■ PROMPT ■
Each record is to be transcribed exactly.

Records from a data collection
######
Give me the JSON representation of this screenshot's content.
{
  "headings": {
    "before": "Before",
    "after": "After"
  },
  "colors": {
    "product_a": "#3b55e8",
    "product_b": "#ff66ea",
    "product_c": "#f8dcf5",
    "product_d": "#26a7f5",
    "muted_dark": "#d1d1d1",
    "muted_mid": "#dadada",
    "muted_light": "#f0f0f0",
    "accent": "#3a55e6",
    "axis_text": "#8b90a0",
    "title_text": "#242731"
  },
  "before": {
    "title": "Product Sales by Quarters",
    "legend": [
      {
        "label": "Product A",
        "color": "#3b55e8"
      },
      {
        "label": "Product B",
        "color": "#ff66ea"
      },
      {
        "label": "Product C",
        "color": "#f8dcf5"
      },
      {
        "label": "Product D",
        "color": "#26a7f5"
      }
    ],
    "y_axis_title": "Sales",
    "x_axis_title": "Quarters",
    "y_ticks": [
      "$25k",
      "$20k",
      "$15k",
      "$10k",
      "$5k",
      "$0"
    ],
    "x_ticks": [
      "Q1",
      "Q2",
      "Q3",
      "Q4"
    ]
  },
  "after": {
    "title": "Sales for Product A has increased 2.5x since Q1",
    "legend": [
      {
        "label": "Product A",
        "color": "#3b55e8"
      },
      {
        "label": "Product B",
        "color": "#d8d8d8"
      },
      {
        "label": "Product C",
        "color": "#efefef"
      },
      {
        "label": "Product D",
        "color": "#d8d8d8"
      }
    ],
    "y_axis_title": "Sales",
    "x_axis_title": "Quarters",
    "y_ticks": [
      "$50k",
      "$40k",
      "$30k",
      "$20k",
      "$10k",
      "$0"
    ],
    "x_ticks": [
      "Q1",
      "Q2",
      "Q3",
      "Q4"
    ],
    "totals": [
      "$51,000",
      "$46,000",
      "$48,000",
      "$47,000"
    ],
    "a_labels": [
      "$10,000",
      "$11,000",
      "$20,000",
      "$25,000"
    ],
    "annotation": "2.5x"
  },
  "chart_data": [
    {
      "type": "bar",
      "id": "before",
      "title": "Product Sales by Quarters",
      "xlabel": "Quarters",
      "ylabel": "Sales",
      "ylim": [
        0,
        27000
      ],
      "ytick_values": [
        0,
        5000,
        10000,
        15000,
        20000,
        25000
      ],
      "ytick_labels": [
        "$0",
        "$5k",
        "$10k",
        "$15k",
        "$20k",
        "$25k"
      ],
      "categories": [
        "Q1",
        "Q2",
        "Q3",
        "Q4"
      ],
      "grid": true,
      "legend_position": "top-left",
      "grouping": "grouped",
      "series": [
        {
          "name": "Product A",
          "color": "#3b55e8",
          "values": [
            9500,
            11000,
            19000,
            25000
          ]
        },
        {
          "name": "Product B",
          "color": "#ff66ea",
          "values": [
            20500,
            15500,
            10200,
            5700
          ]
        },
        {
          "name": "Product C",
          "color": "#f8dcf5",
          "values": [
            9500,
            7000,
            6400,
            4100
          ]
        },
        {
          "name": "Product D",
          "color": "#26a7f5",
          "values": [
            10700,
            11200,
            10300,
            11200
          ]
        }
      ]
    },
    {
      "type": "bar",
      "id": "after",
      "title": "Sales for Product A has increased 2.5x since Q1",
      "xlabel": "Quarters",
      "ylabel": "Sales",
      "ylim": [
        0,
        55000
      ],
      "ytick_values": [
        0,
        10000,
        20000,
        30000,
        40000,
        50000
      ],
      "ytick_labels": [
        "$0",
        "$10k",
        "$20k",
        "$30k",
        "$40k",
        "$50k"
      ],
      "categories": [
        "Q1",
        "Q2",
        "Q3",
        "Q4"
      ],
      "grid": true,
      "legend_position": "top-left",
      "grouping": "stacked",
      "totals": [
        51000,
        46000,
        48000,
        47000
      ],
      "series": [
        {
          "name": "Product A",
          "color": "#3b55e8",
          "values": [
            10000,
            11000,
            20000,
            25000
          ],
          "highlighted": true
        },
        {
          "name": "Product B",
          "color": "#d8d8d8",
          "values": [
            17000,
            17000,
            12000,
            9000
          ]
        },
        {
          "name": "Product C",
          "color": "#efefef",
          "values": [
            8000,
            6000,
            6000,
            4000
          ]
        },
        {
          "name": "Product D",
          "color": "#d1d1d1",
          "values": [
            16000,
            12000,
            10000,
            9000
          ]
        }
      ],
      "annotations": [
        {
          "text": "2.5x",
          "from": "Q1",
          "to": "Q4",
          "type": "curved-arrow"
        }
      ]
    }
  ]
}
######
■ EXPECTED ANSWER ■
Give me the JSON representation of this screenshot's content.
{
  "headings": {
    "before": "Before",
    "after": "After"
  },
  "colors": {
    "product_a": "#3b55e8",
    "product_b": "#ff66ea",
    "product_c": "#f8dcf5",
    "product_d": "#26a7f5",
    "muted_dark": "#d1d1d1",
    "muted_mid": "#dadada",
    "muted_light": "#f0f0f0",
    "accent": "#3a55e6",
    "axis_text": "#8b90a0",
    "title_text": "#242731"
  },
  "before": {
    "title": "Product Sales by Quarters",
    "legend": [
      {
        "label": "Product A",
        "color": "#3b55e8"
      },
      {
        "label": "Product B",
        "color": "#ff66ea"
      },
      {
        "label": "Product C",
        "color": "#f8dcf5"
      },
      {
        "label": "Product D",
        "color": "#26a7f5"
      }
    ],
    "y_axis_title": "Sales",
    "x_axis_title": "Quarters",
    "y_ticks": [
      "$25k",
      "$20k",
      "$15k",
      "$10k",
      "$5k",
      "$0"
    ],
    "x_ticks": [
      "Q1",
      "Q2",
      "Q3",
      "Q4"
    ]
  },
  "after": {
    "title": "Sales for Product A has increased 2.5x since Q1",
    "legend": [
      {
        "label": "Product A",
        "color": "#3b55e8"
      },
      {
        "label": "Product B",
        "color": "#d8d8d8"
      },
      {
        "label": "Product C",
        "color": "#efefef"
      },
      {
        "label": "Product D",
        "color": "#d8d8d8"
      }
    ],
    "y_axis_title": "Sales",
    "x_axis_title": "Quarters",
    "y_ticks": [
      "$50k",
      "$40k",
      "$30k",
      "$20k",
      "$10k",
      "$0"
    ],
    "x_ticks": [
      "Q1",
      "Q2",
      "Q3",
      "Q4"
    ],
    "totals": [
      "$51,000",
      "$46,000",
      "$48,000",
      "$47,000"
    ],
    "a_labels": [
      "$10,000",
      "$11,000",
      "$20,000",
      "$25,000"
    ],
    "annotation": "2.5x"
  },
  "chart_data": [
    {
      "type": "bar",
      "id": "before",
      "title": "Product Sales by Quarters",
      "xlabel": "Quarters",
      "ylabel": "Sales",
      "ylim": [
        0,
        27000
      ],
      "ytick_values": [
        0,
        5000,
        10000,
        15000,
        20000,
        25000
      ],
      "ytick_labels": [
        "$0",
        "$5k",
        "$10k",
        "$15k",
        "$20k",
        "$25k"
      ],
      "categories": [
        "Q1",
        "Q2",
        "Q3",
        "Q4"
      ],
      "grid": true,
      "legend_position": "top-left",
      "grouping": "grouped",
      "series": [
        {
          "name": "Product A",
          "color": "#3b55e8",
          "values": [
            9500,
            11000,
            19000,
            25000
          ]
        },
        {
          "name": "Product B",
          "color": "#ff66ea",
          "values": [
            20500,
            15500,
            10200,
            5700
          ]
        },
        {
          "name": "Product C",
          "color": "#f8dcf5",
          "values": [
            9500,
            7000,
            6400,
            4100
          ]
        },
        {
          "name": "Product D",
          "color": "#26a7f5",
          "values": [
            10700,
            11200,
            10300,
            11200
          ]
        }
      ]
    },
    {
      "type": "bar",
      "id": "after",
      "title": "Sales for Product A has increased 2.5x since Q1",
      "xlabel": "Quarters",
      "ylabel": "Sales",
      "ylim": [
        0,
        55000
      ],
      "ytick_values": [
        0,
        10000,
        20000,
        30000,
        40000,
        50000
      ],
      "ytick_labels": [
        "$0",
        "$10k",
        "$20k",
        "$30k",
        "$40k",
        "$50k"
      ],
      "categories": [
        "Q1",
        "Q2",
        "Q3",
        "Q4"
      ],
      "grid": true,
      "legend_position": "top-left",
      "grouping": "stacked",
      "totals": [
        51000,
        46000,
        48000,
        47000
      ],
      "series": [
        {
          "name": "Product A",
          "color": "#3b55e8",
          "values": [
            10000,
            11000,
            20000,
            25000
          ],
          "highlighted": true
        },
        {
          "name": "Product B",
          "color": "#d8d8d8",
          "values": [
            17000,
            17000,
            12000,
            9000
          ]
        },
        {
          "name": "Product C",
          "color": "#efefef",
          "values": [
            8000,
            6000,
            6000,
            4000
          ]
        },
        {
          "name": "Product D",
          "color": "#d1d1d1",
          "values": [
            16000,
            12000,
            10000,
            9000
          ]
        }
      ],
      "annotations": [
        {
          "text": "2.5x",
          "from": "Q1",
          "to": "Q4",
          "type": "curved-arrow"
        }
      ]
    }
  ]
}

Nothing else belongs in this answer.